• [TASK DESCRIPTION]: Find the lines holding the word "Flow" and collect them.

[Figure record extracts]

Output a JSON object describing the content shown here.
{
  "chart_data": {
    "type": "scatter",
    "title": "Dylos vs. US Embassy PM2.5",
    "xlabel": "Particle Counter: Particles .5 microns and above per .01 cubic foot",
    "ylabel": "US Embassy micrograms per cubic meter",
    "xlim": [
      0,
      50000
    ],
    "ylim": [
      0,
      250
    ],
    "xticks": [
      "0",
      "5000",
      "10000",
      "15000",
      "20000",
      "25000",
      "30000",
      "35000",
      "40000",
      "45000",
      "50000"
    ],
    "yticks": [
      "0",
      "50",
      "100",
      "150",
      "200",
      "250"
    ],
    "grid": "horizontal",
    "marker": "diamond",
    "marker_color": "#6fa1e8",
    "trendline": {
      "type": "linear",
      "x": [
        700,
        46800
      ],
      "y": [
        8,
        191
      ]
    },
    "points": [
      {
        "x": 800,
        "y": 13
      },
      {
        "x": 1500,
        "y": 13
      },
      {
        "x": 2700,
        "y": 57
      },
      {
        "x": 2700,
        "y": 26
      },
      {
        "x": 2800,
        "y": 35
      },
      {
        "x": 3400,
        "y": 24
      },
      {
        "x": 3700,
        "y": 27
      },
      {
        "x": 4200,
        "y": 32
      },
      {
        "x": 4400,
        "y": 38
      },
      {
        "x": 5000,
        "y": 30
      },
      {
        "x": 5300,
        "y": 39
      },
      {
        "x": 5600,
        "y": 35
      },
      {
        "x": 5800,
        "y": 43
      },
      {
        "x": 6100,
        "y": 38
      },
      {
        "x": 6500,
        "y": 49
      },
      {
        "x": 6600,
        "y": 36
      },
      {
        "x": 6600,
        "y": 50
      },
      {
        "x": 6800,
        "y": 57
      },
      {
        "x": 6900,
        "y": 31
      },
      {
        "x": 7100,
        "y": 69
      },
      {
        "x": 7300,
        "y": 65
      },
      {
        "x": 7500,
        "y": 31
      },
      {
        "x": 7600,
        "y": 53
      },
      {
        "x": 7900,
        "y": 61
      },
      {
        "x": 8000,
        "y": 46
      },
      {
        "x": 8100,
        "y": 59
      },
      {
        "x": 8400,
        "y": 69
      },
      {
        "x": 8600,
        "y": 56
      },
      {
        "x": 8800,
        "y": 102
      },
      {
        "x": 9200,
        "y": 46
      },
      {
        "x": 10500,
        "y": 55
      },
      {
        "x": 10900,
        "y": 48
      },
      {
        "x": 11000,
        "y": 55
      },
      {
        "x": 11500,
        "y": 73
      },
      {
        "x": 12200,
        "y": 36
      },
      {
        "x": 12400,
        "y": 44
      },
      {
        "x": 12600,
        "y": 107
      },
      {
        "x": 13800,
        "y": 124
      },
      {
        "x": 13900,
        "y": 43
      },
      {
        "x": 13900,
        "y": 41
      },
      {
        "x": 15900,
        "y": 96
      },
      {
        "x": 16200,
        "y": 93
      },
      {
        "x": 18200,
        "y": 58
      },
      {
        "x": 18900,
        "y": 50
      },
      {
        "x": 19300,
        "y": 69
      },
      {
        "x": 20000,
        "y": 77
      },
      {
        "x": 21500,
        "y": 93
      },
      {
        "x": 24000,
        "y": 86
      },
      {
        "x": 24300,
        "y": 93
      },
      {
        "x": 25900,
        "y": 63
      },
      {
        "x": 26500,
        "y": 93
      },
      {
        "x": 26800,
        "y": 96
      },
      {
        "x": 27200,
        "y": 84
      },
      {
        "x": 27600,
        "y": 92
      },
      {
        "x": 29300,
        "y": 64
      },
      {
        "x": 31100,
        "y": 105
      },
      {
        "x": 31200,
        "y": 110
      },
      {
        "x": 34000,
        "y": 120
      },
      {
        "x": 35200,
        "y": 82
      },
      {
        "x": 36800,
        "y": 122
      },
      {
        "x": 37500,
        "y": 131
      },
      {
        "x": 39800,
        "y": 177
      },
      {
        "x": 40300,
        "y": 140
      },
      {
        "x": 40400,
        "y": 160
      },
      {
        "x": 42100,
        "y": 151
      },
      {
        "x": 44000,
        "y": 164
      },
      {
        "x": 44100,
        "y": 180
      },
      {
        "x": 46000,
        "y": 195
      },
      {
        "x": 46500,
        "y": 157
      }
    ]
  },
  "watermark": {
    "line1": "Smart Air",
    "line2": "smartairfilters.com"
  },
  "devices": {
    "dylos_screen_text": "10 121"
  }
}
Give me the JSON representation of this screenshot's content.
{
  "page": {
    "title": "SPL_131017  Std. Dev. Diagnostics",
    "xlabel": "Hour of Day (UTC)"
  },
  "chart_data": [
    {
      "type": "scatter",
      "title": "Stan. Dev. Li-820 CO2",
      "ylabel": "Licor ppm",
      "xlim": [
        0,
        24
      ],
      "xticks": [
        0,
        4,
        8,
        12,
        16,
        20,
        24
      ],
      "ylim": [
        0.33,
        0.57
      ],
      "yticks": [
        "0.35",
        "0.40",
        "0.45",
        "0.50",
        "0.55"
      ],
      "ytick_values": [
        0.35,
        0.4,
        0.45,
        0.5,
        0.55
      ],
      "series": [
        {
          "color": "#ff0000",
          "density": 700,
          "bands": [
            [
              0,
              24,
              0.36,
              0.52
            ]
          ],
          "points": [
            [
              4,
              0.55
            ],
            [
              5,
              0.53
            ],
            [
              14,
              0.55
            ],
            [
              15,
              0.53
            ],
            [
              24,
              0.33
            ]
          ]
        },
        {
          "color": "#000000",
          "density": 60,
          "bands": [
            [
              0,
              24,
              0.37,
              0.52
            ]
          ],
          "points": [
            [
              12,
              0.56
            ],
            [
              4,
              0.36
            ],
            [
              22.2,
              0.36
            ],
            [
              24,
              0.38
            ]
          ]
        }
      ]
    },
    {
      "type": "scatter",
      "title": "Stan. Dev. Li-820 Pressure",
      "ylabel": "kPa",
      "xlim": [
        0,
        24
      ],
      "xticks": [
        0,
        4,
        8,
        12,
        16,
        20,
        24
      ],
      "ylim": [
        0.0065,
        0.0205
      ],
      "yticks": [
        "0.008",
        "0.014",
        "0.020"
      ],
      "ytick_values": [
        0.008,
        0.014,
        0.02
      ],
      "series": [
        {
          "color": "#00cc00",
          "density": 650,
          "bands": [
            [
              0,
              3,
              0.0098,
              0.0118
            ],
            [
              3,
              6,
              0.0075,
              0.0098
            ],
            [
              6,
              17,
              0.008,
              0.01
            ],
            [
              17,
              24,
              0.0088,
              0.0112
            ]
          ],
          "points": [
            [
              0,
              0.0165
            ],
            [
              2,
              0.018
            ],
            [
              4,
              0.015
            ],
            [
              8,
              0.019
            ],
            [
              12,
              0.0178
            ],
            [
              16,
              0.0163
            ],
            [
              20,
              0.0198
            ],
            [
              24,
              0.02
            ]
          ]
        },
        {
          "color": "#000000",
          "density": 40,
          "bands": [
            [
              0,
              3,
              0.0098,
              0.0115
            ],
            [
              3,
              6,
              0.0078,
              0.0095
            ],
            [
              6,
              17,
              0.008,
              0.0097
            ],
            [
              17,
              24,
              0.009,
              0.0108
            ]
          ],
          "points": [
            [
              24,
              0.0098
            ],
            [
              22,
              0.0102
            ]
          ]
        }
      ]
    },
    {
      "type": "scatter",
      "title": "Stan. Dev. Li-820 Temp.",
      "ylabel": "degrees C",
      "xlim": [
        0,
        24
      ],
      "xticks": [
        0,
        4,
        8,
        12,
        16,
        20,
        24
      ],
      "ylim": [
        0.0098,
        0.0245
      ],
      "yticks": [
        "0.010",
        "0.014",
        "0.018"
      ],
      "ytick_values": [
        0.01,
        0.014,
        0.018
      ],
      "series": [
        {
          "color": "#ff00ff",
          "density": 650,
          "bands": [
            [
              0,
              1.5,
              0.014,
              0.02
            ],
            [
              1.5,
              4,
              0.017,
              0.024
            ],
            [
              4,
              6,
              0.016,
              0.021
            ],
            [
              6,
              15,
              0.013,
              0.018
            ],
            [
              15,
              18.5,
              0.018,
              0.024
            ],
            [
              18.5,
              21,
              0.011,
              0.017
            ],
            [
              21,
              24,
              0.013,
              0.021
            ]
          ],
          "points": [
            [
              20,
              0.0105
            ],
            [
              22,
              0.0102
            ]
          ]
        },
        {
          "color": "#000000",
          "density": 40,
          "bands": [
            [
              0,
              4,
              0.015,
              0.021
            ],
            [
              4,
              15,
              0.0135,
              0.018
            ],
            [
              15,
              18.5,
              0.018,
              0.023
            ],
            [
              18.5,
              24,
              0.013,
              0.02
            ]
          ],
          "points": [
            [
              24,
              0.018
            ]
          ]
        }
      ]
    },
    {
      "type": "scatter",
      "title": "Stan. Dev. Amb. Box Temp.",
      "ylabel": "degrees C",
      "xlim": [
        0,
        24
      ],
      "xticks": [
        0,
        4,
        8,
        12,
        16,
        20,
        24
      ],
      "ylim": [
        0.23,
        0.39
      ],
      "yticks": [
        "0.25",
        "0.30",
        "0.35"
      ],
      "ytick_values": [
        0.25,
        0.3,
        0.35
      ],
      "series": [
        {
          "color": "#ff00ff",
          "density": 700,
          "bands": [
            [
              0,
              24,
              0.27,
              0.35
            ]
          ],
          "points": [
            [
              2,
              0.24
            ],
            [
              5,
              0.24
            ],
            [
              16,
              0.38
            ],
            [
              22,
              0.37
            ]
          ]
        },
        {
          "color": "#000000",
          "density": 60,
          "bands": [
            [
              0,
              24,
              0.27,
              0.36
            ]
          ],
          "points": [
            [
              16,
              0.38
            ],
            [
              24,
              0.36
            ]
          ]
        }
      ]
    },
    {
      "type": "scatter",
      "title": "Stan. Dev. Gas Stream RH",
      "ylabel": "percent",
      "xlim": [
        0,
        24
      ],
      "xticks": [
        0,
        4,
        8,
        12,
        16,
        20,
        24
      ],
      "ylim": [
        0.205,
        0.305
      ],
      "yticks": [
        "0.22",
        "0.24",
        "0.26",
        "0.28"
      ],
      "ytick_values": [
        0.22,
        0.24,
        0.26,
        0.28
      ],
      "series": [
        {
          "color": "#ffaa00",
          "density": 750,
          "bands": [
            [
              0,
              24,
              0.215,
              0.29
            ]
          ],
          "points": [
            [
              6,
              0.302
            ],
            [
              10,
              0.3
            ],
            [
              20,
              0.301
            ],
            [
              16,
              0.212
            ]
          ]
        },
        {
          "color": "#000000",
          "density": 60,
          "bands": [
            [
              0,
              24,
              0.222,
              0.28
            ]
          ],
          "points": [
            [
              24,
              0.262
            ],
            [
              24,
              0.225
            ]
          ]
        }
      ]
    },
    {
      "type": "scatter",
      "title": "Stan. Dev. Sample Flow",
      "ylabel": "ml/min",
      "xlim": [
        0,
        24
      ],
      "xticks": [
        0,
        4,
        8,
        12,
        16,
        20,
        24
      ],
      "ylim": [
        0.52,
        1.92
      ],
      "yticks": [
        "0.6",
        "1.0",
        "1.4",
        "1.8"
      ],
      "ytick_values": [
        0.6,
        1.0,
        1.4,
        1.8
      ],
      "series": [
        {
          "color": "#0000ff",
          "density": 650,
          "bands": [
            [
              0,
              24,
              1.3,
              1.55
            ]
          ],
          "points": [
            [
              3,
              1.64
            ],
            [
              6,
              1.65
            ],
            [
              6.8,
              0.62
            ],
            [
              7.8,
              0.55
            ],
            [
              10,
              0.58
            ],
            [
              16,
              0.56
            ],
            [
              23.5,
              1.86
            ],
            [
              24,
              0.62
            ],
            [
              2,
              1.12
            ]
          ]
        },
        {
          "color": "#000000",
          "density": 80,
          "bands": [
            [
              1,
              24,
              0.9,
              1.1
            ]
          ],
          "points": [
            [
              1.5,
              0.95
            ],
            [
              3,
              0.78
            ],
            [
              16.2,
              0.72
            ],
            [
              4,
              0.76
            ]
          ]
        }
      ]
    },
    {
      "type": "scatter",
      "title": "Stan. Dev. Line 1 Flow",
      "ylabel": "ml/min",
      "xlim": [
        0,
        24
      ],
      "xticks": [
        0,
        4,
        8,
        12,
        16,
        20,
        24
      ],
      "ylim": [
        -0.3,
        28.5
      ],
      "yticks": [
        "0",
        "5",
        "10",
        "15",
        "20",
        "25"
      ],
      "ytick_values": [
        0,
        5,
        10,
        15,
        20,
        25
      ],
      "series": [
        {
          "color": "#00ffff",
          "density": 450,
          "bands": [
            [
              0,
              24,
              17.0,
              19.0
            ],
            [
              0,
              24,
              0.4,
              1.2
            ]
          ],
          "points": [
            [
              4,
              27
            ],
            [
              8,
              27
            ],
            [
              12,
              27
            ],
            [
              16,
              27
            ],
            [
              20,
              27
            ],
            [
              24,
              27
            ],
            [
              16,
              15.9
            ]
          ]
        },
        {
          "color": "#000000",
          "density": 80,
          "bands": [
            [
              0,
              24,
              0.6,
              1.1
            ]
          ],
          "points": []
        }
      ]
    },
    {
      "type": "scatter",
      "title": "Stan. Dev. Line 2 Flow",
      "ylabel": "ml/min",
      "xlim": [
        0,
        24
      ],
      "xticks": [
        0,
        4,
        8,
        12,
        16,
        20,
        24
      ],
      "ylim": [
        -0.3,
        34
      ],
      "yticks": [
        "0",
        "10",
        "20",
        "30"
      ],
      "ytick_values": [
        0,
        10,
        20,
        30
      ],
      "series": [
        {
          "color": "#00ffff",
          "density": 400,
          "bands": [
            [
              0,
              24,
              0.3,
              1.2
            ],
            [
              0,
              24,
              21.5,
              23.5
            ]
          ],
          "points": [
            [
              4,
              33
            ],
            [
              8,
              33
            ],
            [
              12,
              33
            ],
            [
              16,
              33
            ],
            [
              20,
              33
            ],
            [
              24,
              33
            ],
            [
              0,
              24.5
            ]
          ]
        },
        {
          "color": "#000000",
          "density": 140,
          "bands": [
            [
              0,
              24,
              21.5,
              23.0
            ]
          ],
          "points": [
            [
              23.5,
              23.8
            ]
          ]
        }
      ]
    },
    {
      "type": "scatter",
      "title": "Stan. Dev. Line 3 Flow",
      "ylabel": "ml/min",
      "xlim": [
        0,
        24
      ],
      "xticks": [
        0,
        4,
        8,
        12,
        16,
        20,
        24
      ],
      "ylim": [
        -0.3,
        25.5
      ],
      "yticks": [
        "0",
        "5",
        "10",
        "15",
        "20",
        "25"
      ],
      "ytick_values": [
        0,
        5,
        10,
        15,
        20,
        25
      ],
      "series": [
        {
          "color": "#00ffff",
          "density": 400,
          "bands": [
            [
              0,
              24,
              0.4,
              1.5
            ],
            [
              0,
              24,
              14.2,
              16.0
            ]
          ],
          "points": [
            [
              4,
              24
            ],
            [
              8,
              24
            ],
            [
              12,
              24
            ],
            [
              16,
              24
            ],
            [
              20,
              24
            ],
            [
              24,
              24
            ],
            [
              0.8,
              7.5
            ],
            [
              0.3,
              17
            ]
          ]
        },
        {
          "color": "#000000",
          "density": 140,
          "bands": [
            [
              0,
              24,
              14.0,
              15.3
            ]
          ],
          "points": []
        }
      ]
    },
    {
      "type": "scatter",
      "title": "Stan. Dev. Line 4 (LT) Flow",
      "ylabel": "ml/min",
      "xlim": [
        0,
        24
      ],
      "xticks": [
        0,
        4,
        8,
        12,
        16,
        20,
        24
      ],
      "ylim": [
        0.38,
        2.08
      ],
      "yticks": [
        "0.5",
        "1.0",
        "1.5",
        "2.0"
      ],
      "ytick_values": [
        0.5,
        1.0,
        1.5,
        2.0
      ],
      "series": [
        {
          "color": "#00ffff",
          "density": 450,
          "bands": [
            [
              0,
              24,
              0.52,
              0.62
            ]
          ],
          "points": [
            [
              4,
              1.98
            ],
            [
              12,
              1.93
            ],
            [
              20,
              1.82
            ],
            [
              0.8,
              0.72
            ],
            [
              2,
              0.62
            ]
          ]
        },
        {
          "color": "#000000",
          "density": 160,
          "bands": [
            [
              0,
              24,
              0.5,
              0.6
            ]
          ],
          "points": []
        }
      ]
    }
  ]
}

• [REPLY TO THE EXERCISE]:
      "title": "Stan. Dev. Sample Flow",
      "title": "Stan. Dev. Line 1 Flow",
      "title": "Stan. Dev. Line 2 Flow",
      "title": "Stan. Dev. Line 3 Flow",
      "title": "Stan. Dev. Line 4 (LT) Flow",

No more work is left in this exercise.